**Aim of the task**
Put the lines of the listing, from its first line to the line containing "stat-1-description: ont le", both included, into a Markdown table with the columns Row and Line, leaving out blank lines.
::::::
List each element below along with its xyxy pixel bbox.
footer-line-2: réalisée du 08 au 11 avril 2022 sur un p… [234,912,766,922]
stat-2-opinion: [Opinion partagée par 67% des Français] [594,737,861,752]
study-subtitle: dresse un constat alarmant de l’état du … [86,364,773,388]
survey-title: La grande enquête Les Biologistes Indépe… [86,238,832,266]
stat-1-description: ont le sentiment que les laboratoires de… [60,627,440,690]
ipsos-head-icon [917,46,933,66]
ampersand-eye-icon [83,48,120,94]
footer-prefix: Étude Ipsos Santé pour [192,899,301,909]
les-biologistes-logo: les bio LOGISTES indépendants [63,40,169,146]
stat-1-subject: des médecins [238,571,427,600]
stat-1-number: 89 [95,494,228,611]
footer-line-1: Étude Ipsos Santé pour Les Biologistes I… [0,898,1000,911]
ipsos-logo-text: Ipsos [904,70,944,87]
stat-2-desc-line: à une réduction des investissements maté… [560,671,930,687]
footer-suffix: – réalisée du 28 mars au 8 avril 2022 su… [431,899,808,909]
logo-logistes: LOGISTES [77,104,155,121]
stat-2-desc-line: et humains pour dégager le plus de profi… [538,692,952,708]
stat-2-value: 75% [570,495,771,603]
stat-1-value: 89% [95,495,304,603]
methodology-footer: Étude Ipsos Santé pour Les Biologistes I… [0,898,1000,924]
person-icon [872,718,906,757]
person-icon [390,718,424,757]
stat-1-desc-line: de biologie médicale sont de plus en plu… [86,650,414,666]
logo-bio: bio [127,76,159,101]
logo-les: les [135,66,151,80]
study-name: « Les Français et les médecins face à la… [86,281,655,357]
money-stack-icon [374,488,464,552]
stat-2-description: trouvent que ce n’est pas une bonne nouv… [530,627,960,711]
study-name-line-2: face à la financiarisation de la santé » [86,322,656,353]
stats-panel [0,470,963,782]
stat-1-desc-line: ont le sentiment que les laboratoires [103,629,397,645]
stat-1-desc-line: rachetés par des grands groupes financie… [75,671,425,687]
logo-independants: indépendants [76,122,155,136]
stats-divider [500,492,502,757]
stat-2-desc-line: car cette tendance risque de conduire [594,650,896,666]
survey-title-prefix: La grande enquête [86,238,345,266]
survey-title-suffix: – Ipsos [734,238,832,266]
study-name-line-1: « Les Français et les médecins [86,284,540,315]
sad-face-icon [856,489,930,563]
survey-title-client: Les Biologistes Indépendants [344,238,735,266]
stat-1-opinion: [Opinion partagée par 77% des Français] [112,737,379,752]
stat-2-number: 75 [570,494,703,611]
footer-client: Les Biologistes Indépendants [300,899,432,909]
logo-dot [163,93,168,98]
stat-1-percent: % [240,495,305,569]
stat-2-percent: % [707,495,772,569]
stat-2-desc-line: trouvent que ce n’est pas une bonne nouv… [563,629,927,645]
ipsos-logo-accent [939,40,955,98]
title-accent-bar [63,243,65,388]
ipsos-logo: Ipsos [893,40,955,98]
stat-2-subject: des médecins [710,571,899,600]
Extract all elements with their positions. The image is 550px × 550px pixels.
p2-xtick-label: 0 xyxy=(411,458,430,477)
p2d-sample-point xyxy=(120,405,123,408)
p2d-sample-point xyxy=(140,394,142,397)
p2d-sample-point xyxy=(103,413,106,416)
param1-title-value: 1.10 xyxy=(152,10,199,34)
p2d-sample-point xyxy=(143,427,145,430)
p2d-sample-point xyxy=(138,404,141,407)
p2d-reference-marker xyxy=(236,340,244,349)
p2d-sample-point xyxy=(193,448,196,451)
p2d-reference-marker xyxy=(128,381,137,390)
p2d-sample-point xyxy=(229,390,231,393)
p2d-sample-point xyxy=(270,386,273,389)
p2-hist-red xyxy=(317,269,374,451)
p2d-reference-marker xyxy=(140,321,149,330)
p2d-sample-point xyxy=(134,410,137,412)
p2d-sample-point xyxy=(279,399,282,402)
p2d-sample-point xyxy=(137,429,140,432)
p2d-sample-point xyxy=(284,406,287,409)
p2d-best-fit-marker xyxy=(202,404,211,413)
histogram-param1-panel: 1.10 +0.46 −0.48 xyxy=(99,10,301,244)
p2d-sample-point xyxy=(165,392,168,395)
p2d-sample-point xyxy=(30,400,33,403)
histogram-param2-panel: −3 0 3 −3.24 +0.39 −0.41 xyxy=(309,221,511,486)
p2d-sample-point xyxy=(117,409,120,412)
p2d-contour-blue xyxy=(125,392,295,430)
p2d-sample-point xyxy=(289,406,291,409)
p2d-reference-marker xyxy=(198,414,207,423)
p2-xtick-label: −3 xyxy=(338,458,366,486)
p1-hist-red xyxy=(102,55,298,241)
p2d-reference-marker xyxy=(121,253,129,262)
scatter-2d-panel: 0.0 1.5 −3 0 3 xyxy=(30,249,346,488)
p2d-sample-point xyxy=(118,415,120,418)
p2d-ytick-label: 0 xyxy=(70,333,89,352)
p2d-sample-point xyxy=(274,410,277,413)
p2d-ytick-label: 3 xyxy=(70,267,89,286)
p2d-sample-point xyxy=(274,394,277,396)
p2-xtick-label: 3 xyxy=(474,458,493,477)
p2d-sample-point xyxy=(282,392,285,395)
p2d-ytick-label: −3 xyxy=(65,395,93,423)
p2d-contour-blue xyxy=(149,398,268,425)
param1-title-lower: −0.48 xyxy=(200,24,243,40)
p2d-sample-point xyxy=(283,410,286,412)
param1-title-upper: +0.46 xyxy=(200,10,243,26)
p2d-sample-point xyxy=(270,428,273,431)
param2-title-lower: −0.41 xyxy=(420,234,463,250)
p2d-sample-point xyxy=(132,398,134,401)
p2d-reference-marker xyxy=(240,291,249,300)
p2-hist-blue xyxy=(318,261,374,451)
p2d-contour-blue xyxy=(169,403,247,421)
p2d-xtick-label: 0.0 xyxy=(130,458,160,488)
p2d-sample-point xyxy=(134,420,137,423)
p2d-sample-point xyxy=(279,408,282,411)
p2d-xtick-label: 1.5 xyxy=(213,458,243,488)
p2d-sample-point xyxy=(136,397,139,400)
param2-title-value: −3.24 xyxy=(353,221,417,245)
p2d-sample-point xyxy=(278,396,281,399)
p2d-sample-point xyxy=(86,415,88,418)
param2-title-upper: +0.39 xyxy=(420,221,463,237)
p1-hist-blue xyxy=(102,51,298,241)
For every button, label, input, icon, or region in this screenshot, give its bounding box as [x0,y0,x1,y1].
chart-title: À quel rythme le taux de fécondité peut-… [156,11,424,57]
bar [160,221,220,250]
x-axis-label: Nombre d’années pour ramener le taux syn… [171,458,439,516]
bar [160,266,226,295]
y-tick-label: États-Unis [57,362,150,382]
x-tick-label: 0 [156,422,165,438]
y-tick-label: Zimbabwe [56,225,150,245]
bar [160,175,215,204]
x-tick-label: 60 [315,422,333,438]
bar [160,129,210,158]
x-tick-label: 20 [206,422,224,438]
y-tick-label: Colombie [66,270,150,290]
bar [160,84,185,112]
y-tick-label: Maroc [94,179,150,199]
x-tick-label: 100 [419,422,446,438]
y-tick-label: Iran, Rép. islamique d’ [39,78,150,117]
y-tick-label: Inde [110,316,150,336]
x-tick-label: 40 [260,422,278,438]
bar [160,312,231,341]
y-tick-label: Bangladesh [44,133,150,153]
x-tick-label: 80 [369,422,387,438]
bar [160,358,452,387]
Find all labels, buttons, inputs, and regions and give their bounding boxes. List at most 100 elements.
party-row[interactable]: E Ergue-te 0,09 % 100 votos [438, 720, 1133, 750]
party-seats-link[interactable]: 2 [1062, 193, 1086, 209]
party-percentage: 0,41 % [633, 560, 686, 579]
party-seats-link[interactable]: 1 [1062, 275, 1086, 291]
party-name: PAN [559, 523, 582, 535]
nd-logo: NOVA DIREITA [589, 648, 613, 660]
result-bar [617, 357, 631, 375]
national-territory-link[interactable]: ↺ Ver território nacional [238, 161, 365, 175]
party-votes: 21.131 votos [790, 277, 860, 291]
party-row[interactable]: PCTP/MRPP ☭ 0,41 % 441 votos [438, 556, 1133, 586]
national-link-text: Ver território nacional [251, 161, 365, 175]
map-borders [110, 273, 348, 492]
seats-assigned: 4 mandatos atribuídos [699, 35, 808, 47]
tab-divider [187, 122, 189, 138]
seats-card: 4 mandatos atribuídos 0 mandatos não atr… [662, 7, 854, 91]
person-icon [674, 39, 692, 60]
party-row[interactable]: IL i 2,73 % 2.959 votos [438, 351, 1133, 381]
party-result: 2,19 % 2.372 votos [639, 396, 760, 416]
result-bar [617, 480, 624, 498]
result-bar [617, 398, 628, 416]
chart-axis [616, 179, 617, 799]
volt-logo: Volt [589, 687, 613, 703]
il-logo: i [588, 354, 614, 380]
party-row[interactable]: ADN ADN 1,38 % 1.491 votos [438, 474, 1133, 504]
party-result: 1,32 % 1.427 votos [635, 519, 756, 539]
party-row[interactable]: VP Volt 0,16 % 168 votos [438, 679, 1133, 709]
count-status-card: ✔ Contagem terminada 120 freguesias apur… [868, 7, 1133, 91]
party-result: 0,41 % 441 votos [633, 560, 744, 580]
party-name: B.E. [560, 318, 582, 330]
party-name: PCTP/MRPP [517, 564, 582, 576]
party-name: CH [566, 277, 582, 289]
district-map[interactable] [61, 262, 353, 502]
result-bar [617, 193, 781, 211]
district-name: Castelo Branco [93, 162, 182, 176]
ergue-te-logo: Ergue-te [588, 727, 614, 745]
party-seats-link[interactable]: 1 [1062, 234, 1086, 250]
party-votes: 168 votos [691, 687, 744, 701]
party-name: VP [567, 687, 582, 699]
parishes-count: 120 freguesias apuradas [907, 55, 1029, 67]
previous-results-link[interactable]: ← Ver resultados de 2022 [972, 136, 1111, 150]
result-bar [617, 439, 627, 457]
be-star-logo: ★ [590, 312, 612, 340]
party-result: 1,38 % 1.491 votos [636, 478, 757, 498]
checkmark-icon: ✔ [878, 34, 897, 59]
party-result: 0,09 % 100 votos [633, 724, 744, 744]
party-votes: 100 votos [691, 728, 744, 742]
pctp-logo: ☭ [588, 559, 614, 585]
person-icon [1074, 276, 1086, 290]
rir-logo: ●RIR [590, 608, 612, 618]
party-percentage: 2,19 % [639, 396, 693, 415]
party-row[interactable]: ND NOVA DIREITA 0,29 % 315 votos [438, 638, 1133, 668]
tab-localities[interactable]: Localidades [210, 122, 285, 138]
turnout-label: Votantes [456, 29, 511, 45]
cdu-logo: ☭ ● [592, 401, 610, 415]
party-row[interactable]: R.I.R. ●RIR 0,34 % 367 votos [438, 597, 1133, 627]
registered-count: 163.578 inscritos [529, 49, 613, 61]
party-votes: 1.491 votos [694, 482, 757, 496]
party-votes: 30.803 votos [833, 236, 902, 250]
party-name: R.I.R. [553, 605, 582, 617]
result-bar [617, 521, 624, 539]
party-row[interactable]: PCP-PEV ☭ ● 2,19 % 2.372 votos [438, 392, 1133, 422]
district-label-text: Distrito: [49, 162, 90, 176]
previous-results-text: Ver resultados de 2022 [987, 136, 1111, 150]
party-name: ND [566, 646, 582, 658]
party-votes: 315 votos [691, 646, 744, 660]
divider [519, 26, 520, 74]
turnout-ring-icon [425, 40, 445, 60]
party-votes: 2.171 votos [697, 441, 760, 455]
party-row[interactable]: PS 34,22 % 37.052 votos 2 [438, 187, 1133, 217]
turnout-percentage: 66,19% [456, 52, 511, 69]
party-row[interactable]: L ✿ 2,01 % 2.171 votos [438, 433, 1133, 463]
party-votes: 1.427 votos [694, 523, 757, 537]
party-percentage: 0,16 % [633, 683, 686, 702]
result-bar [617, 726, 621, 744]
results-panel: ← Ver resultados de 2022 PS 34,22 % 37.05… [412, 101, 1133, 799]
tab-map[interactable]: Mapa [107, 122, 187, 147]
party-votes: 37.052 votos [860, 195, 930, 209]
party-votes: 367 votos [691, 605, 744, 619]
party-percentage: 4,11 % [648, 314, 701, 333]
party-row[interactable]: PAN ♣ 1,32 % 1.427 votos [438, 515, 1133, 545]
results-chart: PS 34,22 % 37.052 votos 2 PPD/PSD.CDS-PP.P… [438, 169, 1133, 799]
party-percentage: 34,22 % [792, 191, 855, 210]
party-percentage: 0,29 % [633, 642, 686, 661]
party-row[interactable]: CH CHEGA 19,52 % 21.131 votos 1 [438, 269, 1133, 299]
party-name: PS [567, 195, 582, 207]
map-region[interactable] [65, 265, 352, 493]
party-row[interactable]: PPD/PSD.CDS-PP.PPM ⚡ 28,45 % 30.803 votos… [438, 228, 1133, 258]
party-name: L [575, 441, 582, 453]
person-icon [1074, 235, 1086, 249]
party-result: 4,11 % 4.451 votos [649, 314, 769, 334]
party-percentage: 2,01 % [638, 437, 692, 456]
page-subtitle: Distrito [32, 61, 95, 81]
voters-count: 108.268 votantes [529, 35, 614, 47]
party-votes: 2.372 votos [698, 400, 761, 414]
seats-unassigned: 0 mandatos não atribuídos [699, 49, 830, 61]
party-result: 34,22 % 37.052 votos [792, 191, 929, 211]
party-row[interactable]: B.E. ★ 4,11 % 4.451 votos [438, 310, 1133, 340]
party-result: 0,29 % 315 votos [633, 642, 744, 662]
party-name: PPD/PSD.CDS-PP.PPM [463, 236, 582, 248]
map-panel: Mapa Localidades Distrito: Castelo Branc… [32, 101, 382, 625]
::::::
**Result**
| Row | Line |
|---|---|
| 1 | List each element below along with its xyxy pixel bbox. |
| 2 | footer-line-2: réalisée du 08 au 11 avril 2022 sur un p… [234,912,766,922] |
| 3 | stat-2-opinion: [Opinion partagée par 67% des Français] [594,737,861,752] |
| 4 | study-subtitle: dresse un constat alarmant de l’état du … [86,364,773,388] |
| 5 | survey-title: La grande enquête Les Biologistes Indépe… [86,238,832,266] |
| 6 | stat-1-description: ont le sentiment que les laboratoires de… [60,627,440,690] |